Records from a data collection
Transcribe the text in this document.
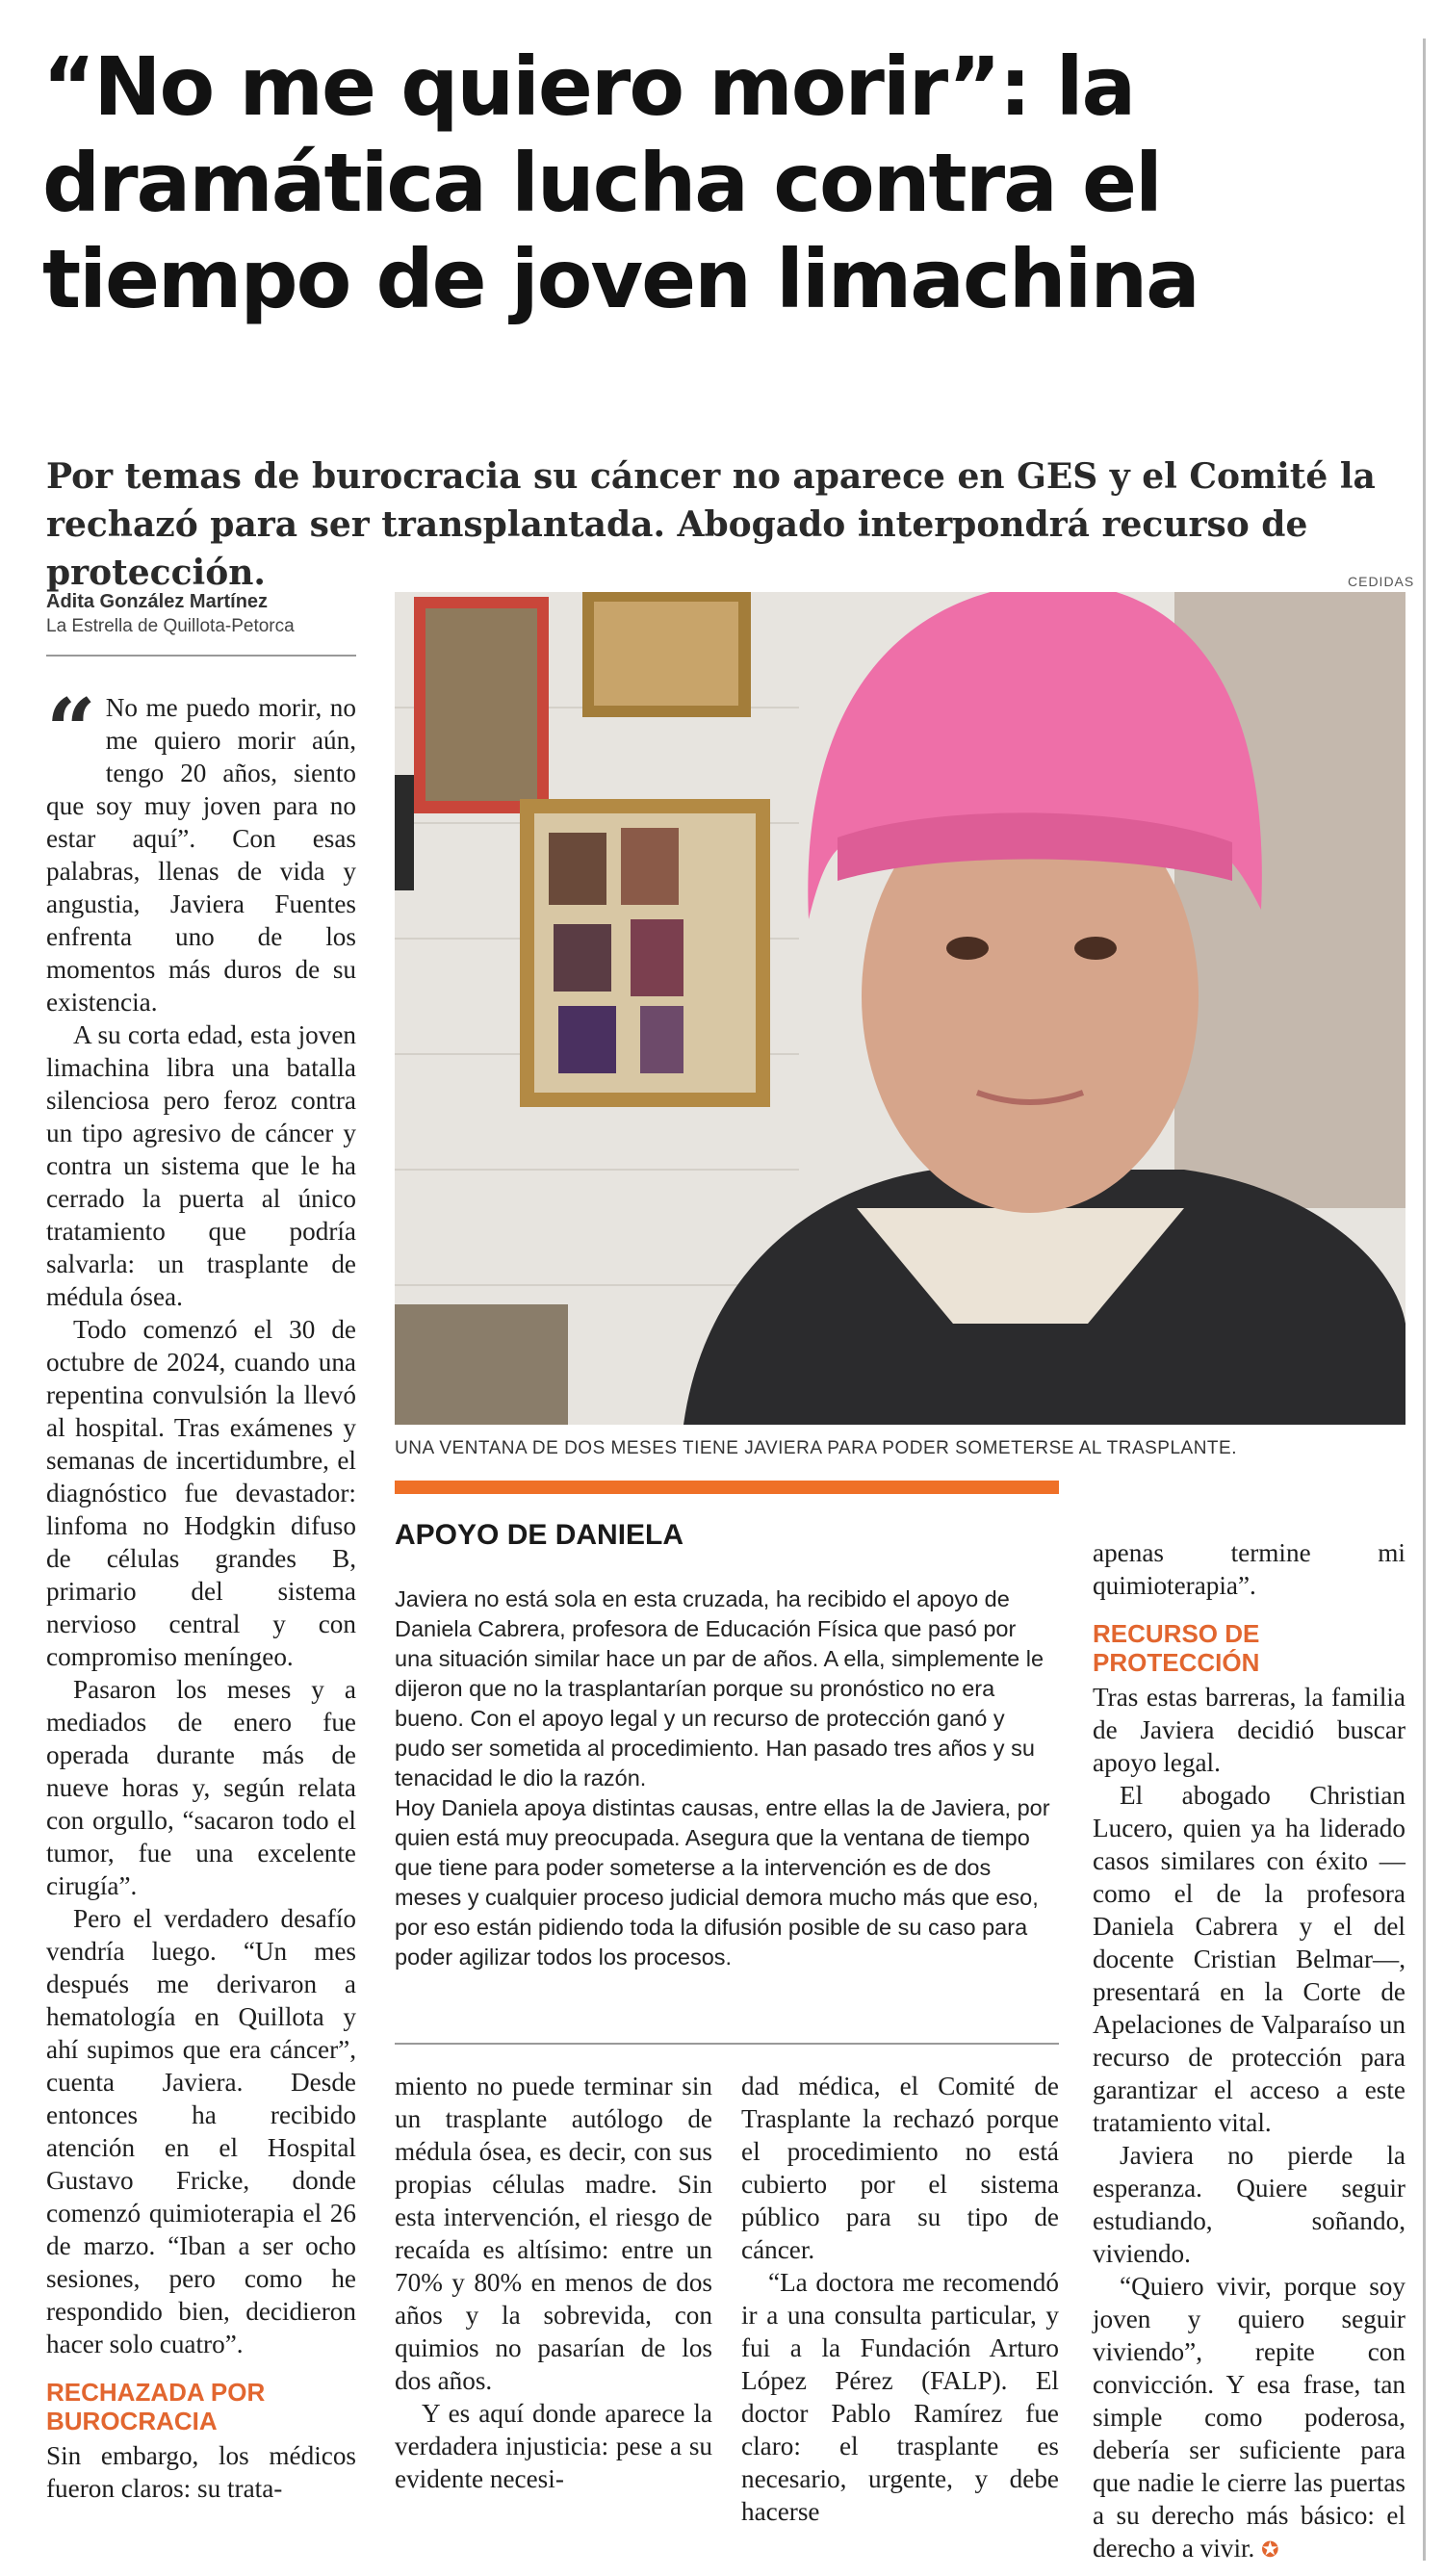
“No me quiero morir”: la dramática lucha contra el tiempo de joven limachina

Por temas de burocracia su cáncer no aparece en GES y el Comité la rechazó para ser transplantada. Abogado interpondrá recurso de protección.	CEDIDAS
Adita González Martínez
La Estrella de Quillota-Petorca
“ No me puedo morir, no me quiero morir aún, tengo 20 años, siento que soy muy joven para no estar aquí”. Con esas palabras, llenas de vida y angustia, Javiera Fuentes enfrenta uno de los momentos más duros de su existencia.

A su corta edad, esta joven limachina libra una batalla silenciosa pero feroz contra un tipo agresivo de cáncer y contra un sistema que le ha cerrado la puerta al único tratamiento que podría salvarla: un trasplante de médula ósea.

Todo comenzó el 30 de octubre de 2024, cuando una repentina convulsión la llevó al hospital. Tras exámenes y semanas de incertidumbre, el diagnóstico fue devastador: linfoma no Hodgkin difuso de células grandes B, primario del sistema nervioso central y con compromiso meníngeo.

Pasaron los meses y a mediados de enero fue operada durante más de nueve horas y, según relata con orgullo, “sacaron todo el tumor, fue una excelente cirugía”.

Pero el verdadero desafío vendría luego. “Un mes después me derivaron a hematología en Quillota y ahí supimos que era cáncer”, cuenta Javiera. Desde entonces ha recibido atención en el Hospital Gustavo Fricke, donde comenzó quimioterapia el 26 de marzo. “Iban a ser ocho sesiones, pero como he respondido bien, decidieron hacer solo cuatro”.

RECHAZADA POR BUROCRACIA

Sin embargo, los médicos fueron claros: su trata-

UNA VENTANA DE DOS MESES TIENE JAVIERA PARA PODER SOMETERSE AL TRASPLANTE.
APOYO DE DANIELA

Javiera no está sola en esta cruzada, ha recibido el apoyo de Daniela Cabrera, profesora de Educación Física que pasó por una situación similar hace un par de años. A ella, simplemente le dijeron que no la trasplantarían porque su pronóstico no era bueno. Con el apoyo legal y un recurso de protección ganó y pudo ser sometida al procedimiento. Han pasado tres años y su tenacidad le dio la razón.

Hoy Daniela apoya distintas causas, entre ellas la de Javiera, por quien está muy preocupada. Asegura que la ventana de tiempo que tiene para poder someterse a la intervención es de dos meses y cualquier proceso judicial demora mucho más que eso, por eso están pidiendo toda la difusión posible de su caso para poder agilizar todos los procesos.

miento no puede terminar sin un trasplante autólogo de médula ósea, es decir, con sus propias células madre. Sin esta intervención, el riesgo de recaída es altísimo: entre un 70% y 80% en menos de dos años y la sobrevida, con quimios no pasarían de los dos años.

Y es aquí donde aparece la verdadera injusticia: pese a su evidente necesi-

dad médica, el Comité de Trasplante la rechazó porque el procedimiento no está cubierto por el sistema público para su tipo de cáncer.

“La doctora me recomendó ir a una consulta particular, y fui a la Fundación Arturo López Pérez (FALP). El doctor Pablo Ramírez fue claro: el trasplante es necesario, urgente, y debe hacerse

apenas termine mi quimioterapia”.

RECURSO DE PROTECCIÓN

Tras estas barreras, la familia de Javiera decidió buscar apoyo legal.

El abogado Christian Lucero, quien ya ha liderado casos similares con éxito —como el de la profesora Daniela Cabrera y el del docente Cristian Belmar—, presentará en la Corte de Apelaciones de Valparaíso un recurso de protección para garantizar el acceso a este tratamiento vital.

Javiera no pierde la esperanza. Quiere seguir estudiando, soñando, viviendo.

“Quiero vivir, porque soy joven y quiero seguir viviendo”, repite con convicción. Y esa frase, tan simple como poderosa, debería ser suficiente para que nadie le cierre las puertas a su derecho más básico: el derecho a vivir. ✪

Task requirements ▸ What lines in the records contain the word "Comité"? Return each one.

Answer section ▸
Por temas de burocracia su cáncer no aparece en GES y el Comité la rechazó para ser transplantada. Abogado interpondrá recurso de protección.	CEDIDAS
dad médica, el Comité de Trasplante la rechazó porque el procedimiento no está cubierto por el sistema público para su tipo de cáncer.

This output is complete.